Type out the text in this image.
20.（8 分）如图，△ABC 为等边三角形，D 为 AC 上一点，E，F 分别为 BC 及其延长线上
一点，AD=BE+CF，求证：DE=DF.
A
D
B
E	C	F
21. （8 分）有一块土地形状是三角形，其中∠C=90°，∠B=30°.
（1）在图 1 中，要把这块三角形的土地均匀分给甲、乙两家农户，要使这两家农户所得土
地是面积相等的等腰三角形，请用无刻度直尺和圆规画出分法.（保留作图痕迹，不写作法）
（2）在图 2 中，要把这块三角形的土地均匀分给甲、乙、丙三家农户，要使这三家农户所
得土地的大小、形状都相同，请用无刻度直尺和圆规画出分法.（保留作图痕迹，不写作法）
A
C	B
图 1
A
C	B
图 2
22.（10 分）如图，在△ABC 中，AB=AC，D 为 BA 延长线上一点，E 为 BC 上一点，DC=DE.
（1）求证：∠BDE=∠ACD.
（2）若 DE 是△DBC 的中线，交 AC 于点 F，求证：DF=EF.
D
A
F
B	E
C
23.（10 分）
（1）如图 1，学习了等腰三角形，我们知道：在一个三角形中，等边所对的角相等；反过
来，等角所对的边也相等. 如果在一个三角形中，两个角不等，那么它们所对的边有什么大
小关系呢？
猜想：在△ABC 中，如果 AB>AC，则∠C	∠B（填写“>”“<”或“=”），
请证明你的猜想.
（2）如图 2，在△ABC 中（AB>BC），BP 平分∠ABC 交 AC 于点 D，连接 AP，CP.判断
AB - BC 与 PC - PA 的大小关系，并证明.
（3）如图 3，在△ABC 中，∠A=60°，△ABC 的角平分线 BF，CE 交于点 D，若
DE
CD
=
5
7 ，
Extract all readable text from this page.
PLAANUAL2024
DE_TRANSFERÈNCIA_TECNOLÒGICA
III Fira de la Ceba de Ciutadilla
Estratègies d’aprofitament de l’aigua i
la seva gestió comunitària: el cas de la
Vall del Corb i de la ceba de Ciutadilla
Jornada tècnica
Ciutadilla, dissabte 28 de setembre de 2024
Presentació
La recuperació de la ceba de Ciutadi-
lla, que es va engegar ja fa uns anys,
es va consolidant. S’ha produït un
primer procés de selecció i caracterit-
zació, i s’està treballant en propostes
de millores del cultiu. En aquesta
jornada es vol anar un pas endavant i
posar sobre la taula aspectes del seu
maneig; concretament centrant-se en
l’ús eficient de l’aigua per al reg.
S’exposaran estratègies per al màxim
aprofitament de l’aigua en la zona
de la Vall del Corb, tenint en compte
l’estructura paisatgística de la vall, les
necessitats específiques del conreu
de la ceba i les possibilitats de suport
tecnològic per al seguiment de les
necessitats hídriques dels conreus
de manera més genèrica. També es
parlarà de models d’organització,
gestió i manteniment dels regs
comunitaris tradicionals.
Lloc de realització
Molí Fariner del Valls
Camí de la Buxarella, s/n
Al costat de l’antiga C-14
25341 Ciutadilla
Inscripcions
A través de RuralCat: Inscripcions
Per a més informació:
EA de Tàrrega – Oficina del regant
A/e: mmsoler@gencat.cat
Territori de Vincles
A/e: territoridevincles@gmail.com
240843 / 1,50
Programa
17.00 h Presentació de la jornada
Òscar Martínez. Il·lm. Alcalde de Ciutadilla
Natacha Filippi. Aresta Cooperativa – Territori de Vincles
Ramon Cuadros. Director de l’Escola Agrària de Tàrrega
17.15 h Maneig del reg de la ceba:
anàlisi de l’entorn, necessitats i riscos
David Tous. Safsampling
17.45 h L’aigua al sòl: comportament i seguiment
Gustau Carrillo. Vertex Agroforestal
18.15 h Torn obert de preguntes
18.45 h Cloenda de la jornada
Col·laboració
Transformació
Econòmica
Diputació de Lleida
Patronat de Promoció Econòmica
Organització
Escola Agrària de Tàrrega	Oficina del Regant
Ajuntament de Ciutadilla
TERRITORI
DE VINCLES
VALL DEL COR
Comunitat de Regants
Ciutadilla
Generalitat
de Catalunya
☆ ☆ ☆ ☆ ☆ ☆ ☆
Task description —
Say how many lines in the records above hold "Tàrrega", and give no other text.

Solution for this problem —
3